**WHAT THIS TASK INVOLVES:** Rewrite the items below, changing every "Bar" to "Column" and leaving everything else as it is.

⟨

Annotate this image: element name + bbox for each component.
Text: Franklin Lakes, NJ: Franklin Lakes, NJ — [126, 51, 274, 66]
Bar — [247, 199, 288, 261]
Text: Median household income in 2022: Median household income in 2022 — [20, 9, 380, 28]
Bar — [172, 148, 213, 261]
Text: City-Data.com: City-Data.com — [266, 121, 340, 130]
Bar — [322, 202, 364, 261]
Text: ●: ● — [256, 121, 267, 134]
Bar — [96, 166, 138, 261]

⟩

**WRITTEN REPLY:**
Annotate this image: element name + bbox for each component.
Text: Franklin Lakes, NJ: Franklin Lakes, NJ — [126, 51, 274, 66]
Column — [247, 199, 288, 261]
Text: Median household income in 2022: Median household income in 2022 — [20, 9, 380, 28]
Column — [172, 148, 213, 261]
Text: City-Data.com: City-Data.com — [266, 121, 340, 130]
Column — [322, 202, 364, 261]
Text: ●: ● — [256, 121, 267, 134]
Column — [96, 166, 138, 261]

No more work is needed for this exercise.